▸ Instructions for the task: Copy out every line exactly, passing over the pictures.

▸ Task input:
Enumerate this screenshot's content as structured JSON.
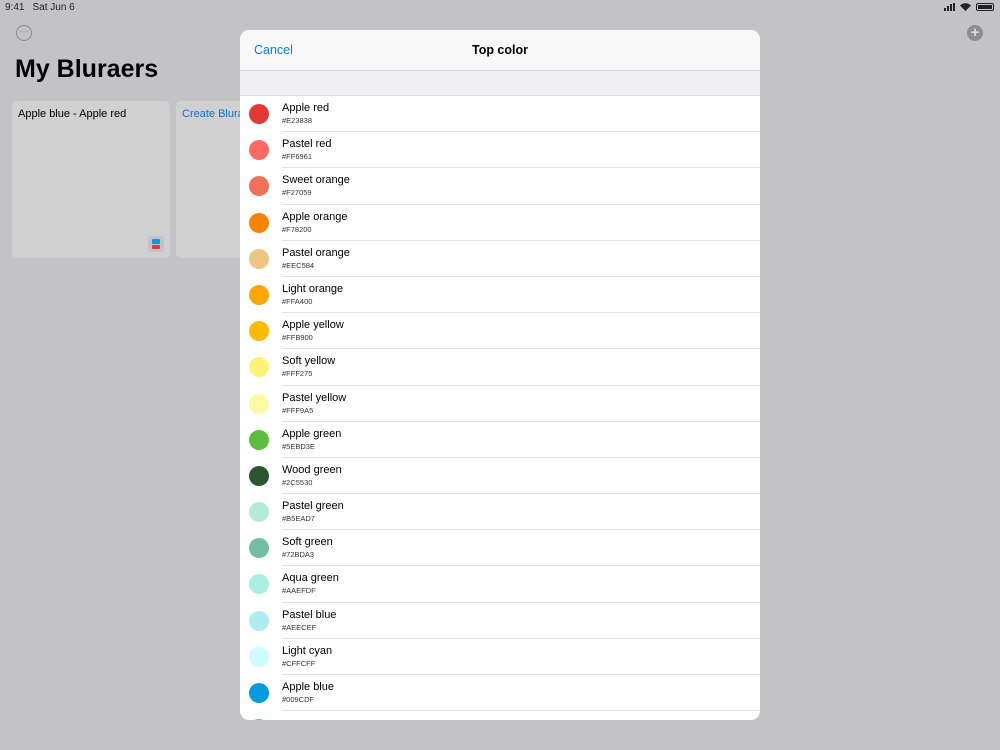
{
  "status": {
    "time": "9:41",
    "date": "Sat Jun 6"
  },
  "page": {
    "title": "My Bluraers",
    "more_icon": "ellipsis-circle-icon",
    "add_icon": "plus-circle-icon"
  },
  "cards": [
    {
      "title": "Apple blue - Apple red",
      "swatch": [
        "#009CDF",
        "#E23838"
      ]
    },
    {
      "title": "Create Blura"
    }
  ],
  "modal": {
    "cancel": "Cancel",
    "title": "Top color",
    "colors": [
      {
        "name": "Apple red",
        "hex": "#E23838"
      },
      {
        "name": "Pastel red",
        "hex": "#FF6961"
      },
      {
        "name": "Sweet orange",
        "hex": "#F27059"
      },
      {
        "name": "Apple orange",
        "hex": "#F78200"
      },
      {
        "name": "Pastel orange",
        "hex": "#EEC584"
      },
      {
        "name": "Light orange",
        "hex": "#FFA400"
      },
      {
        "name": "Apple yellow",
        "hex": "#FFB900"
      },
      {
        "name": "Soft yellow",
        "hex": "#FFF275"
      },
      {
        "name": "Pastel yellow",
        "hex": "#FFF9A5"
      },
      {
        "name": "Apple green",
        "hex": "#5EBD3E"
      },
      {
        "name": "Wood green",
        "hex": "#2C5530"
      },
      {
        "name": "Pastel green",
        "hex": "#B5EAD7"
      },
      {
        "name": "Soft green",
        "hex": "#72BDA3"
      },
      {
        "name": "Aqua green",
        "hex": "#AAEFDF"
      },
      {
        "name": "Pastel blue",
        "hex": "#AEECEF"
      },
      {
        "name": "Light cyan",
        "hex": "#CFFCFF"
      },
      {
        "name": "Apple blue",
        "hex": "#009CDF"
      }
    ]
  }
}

▸ The answer:
Enumerate this screenshot's content as structured JSON.
{
  "status": {
    "time": "9:41",
    "date": "Sat Jun 6"
  },
  "page": {
    "title": "My Bluraers",
    "more_icon": "ellipsis-circle-icon",
    "add_icon": "plus-circle-icon"
  },
  "cards": [
    {
      "title": "Apple blue - Apple red",
      "swatch": [
        "#009CDF",
        "#E23838"
      ]
    },
    {
      "title": "Create Blura"
    }
  ],
  "modal": {
    "cancel": "Cancel",
    "title": "Top color",
    "colors": [
      {
        "name": "Apple red",
        "hex": "#E23838"
      },
      {
        "name": "Pastel red",
        "hex": "#FF6961"
      },
      {
        "name": "Sweet orange",
        "hex": "#F27059"
      },
      {
        "name": "Apple orange",
        "hex": "#F78200"
      },
      {
        "name": "Pastel orange",
        "hex": "#EEC584"
      },
      {
        "name": "Light orange",
        "hex": "#FFA400"
      },
      {
        "name": "Apple yellow",
        "hex": "#FFB900"
      },
      {
        "name": "Soft yellow",
        "hex": "#FFF275"
      },
      {
        "name": "Pastel yellow",
        "hex": "#FFF9A5"
      },
      {
        "name": "Apple green",
        "hex": "#5EBD3E"
      },
      {
        "name": "Wood green",
        "hex": "#2C5530"
      },
      {
        "name": "Pastel green",
        "hex": "#B5EAD7"
      },
      {
        "name": "Soft green",
        "hex": "#72BDA3"
      },
      {
        "name": "Aqua green",
        "hex": "#AAEFDF"
      },
      {
        "name": "Pastel blue",
        "hex": "#AEECEF"
      },
      {
        "name": "Light cyan",
        "hex": "#CFFCFF"
      },
      {
        "name": "Apple blue",
        "hex": "#009CDF"
      }
    ]
  }
}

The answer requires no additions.